Aim of the task: Images embedded in the records are excluded; print everything else exactly as given.

(Raw records)
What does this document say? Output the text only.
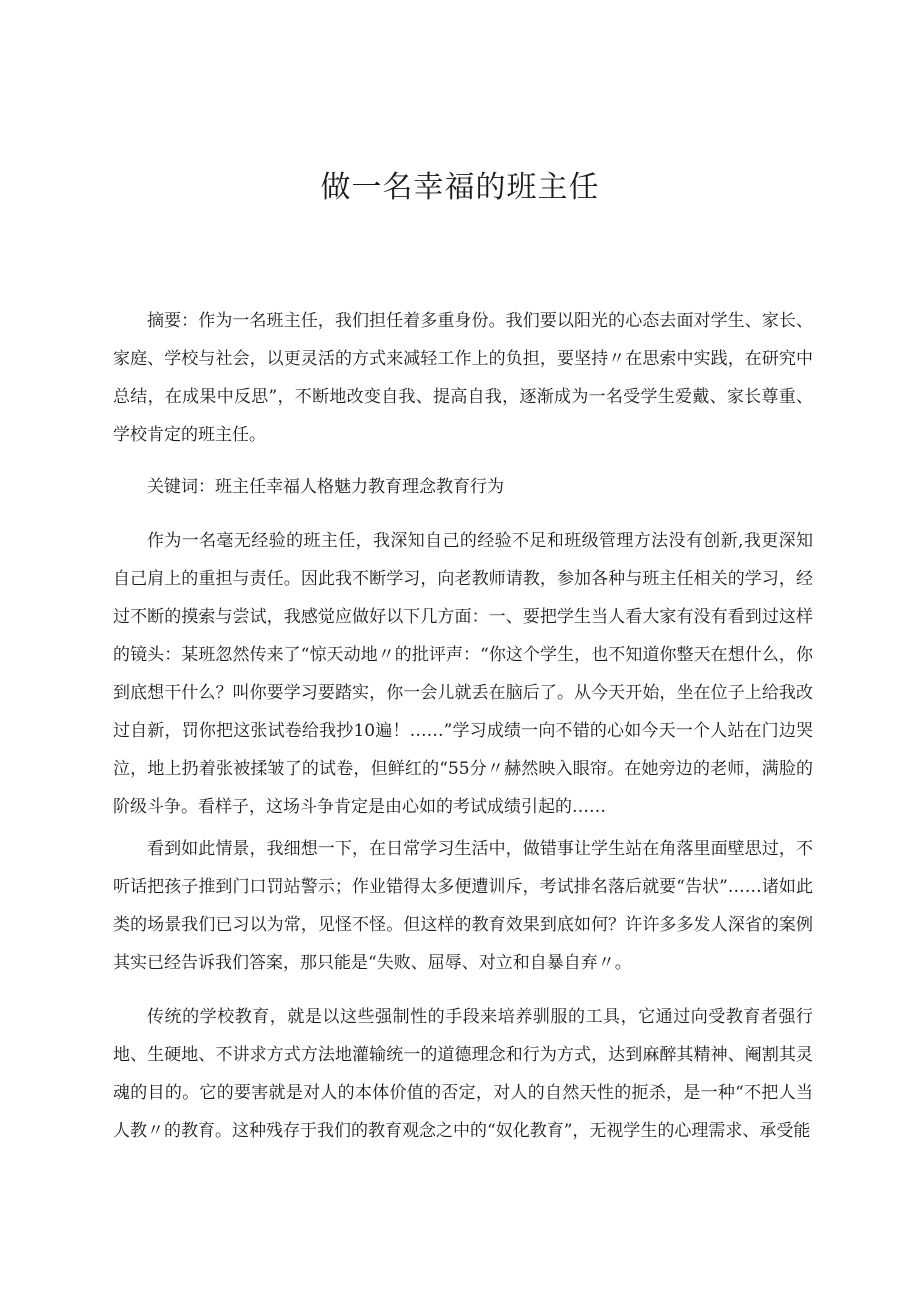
做一名幸福的班主任

摘要：作为一名班主任，我们担任着多重身份。我们要以阳光的心态去面对学生、家长、家庭、学校与社会，以更灵活的方式来减轻工作上的负担，要坚持〃在思索中实践，在研究中总结，在成果中反思”，不断地改变自我、提高自我，逐渐成为一名受学生爱戴、家长尊重、学校肯定的班主任。

关键词：班主任幸福人格魅力教育理念教育行为

作为一名毫无经验的班主任，我深知自己的经验不足和班级管理方法没有创新,我更深知自己肩上的重担与责任。因此我不断学习，向老教师请教，参加各种与班主任相关的学习，经过不断的摸索与尝试，我感觉应做好以下几方面：一、要把学生当人看大家有没有看到过这样的镜头：某班忽然传来了“惊天动地〃的批评声：“你这个学生，也不知道你整天在想什么，你到底想干什么？叫你要学习要踏实，你一会儿就丢在脑后了。从今天开始，坐在位子上给我改过自新，罚你把这张试卷给我抄10遍！……”学习成绩一向不错的心如今天一个人站在门边哭泣，地上扔着张被揉皱了的试卷，但鲜红的“55分〃赫然映入眼帘。在她旁边的老师，满脸的阶级斗争。看样子，这场斗争肯定是由心如的考试成绩引起的……

看到如此情景，我细想一下，在日常学习生活中，做错事让学生站在角落里面壁思过，不听话把孩子推到门口罚站警示；作业错得太多便遭训斥，考试排名落后就要“告状”……诸如此类的场景我们已习以为常，见怪不怪。但这样的教育效果到底如何？许许多多发人深省的案例其实已经告诉我们答案，那只能是“失败、屈辱、对立和自暴自弃〃。

传统的学校教育，就是以这些强制性的手段来培养驯服的工具，它通过向受教育者强行地、生硬地、不讲求方式方法地灌输统一的道德理念和行为方式，达到麻醉其精神、阉割其灵魂的目的。它的要害就是对人的本体价值的否定，对人的自然天性的扼杀，是一种“不把人当人教〃的教育。这种残存于我们的教育观念之中的“奴化教育”，无视学生的心理需求、承受能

Written solution:
What does this document say? Output the text only.
做一名幸福的班主任

摘要：作为一名班主任，我们担任着多重身份。我们要以阳光的心态去面对学生、家长、家庭、学校与社会，以更灵活的方式来减轻工作上的负担，要坚持〃在思索中实践，在研究中总结，在成果中反思”，不断地改变自我、提高自我，逐渐成为一名受学生爱戴、家长尊重、学校肯定的班主任。

关键词：班主任幸福人格魅力教育理念教育行为

作为一名毫无经验的班主任，我深知自己的经验不足和班级管理方法没有创新,我更深知自己肩上的重担与责任。因此我不断学习，向老教师请教，参加各种与班主任相关的学习，经过不断的摸索与尝试，我感觉应做好以下几方面：一、要把学生当人看大家有没有看到过这样的镜头：某班忽然传来了“惊天动地〃的批评声：“你这个学生，也不知道你整天在想什么，你到底想干什么？叫你要学习要踏实，你一会儿就丢在脑后了。从今天开始，坐在位子上给我改过自新，罚你把这张试卷给我抄10遍！……”学习成绩一向不错的心如今天一个人站在门边哭泣，地上扔着张被揉皱了的试卷，但鲜红的“55分〃赫然映入眼帘。在她旁边的老师，满脸的阶级斗争。看样子，这场斗争肯定是由心如的考试成绩引起的……

看到如此情景，我细想一下，在日常学习生活中，做错事让学生站在角落里面壁思过，不听话把孩子推到门口罚站警示；作业错得太多便遭训斥，考试排名落后就要“告状”……诸如此类的场景我们已习以为常，见怪不怪。但这样的教育效果到底如何？许许多多发人深省的案例其实已经告诉我们答案，那只能是“失败、屈辱、对立和自暴自弃〃。

传统的学校教育，就是以这些强制性的手段来培养驯服的工具，它通过向受教育者强行地、生硬地、不讲求方式方法地灌输统一的道德理念和行为方式，达到麻醉其精神、阉割其灵魂的目的。它的要害就是对人的本体价值的否定，对人的自然天性的扼杀，是一种“不把人当人教〃的教育。这种残存于我们的教育观念之中的“奴化教育”，无视学生的心理需求、承受能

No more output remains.